* PROBLEM TO WORK ON: Read the lines below. Copy out any that hold the string "Producing".

* RECORDS TO PROCESS:
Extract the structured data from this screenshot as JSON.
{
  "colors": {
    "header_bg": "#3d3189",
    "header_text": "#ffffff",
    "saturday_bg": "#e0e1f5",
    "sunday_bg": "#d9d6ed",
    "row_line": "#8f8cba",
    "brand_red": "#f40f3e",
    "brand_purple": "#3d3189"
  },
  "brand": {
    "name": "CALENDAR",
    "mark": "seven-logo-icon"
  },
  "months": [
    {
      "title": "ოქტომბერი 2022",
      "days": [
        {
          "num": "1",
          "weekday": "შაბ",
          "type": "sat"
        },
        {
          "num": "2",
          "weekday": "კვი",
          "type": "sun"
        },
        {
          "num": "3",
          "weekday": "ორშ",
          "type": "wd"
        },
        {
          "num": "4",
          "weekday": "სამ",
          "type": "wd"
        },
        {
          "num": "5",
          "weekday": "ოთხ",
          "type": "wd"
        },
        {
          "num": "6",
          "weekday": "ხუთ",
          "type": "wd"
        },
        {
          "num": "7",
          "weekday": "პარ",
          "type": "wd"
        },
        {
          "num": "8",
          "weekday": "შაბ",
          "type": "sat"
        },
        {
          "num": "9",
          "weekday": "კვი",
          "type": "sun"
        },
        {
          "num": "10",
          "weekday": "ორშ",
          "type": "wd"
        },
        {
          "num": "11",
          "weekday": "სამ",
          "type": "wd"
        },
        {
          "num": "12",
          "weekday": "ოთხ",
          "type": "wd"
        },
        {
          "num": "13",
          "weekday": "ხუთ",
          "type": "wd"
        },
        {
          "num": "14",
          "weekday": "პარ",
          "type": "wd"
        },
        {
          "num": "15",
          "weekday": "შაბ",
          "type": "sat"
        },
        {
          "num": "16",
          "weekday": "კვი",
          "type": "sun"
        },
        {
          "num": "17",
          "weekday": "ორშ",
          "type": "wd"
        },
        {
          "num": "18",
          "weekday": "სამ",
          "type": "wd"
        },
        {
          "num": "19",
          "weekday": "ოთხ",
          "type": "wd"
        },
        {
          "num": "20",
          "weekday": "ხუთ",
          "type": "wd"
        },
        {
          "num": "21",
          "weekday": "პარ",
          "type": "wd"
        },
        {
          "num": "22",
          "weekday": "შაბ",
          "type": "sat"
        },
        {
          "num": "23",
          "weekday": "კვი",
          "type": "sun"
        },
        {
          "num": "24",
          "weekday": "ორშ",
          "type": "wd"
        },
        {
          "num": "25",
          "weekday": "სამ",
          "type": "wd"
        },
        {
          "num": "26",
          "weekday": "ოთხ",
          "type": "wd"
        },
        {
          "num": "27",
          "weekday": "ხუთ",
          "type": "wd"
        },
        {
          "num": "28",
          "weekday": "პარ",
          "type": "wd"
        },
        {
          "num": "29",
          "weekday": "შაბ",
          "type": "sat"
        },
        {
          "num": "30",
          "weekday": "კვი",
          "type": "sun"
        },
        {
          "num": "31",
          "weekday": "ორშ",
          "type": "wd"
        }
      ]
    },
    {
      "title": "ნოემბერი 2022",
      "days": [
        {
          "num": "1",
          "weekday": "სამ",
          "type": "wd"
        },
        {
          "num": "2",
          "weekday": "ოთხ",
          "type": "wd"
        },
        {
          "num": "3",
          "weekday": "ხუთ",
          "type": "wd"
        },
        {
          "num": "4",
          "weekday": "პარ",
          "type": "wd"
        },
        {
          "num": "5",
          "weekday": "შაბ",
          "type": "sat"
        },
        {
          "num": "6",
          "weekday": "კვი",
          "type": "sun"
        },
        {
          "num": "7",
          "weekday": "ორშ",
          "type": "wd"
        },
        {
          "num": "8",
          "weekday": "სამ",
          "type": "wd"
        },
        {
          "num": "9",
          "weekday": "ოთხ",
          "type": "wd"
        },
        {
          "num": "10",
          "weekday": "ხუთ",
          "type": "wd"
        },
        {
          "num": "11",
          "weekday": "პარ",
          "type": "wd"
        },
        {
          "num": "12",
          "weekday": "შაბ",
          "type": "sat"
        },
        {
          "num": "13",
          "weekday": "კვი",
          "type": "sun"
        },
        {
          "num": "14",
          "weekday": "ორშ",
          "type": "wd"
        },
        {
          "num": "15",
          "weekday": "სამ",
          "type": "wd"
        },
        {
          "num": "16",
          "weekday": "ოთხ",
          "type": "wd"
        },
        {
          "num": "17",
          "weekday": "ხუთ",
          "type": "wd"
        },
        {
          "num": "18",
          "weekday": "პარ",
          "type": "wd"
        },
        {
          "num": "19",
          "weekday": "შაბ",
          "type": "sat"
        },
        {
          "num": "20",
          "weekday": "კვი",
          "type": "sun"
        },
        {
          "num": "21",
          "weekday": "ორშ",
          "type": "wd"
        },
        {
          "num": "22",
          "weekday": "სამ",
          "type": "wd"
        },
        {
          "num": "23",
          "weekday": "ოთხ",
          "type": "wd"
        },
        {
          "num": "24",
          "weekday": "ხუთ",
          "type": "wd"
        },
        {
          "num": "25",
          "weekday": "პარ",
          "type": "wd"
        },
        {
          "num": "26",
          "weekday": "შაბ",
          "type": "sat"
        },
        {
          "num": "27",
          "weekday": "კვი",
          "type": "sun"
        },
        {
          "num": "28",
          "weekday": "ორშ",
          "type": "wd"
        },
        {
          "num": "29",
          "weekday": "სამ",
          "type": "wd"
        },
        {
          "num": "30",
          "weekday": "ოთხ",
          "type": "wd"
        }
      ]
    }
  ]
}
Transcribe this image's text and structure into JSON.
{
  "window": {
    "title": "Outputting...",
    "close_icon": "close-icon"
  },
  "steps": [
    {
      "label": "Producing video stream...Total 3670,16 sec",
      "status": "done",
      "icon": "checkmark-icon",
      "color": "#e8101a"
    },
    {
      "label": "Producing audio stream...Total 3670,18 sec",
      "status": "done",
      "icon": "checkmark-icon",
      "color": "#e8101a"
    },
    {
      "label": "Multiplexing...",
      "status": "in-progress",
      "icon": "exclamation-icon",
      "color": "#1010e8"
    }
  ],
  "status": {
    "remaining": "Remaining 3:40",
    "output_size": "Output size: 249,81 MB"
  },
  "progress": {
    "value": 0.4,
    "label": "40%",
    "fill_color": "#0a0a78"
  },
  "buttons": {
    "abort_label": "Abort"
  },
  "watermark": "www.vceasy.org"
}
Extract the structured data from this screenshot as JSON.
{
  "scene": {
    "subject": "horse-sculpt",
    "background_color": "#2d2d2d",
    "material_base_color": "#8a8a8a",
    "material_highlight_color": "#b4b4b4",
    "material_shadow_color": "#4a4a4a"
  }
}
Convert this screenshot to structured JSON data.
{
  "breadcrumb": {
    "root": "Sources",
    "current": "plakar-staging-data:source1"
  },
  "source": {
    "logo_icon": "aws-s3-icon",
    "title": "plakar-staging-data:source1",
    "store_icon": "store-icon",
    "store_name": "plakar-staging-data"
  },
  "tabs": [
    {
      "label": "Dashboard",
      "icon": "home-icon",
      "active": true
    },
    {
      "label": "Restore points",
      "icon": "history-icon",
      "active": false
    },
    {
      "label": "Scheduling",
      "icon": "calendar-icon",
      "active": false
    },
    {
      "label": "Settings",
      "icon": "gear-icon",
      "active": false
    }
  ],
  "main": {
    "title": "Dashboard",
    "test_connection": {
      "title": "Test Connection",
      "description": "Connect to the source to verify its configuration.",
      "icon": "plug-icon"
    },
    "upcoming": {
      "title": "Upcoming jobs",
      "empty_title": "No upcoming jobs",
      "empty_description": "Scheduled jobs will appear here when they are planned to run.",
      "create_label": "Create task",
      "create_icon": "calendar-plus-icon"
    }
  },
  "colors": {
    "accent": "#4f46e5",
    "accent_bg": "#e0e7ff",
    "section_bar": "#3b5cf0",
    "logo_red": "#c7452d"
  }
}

* CORRECT OUTPUT:
      "label": "Producing video stream...Total 3670,16 sec",
      "label": "Producing audio stream...Total 3670,18 sec",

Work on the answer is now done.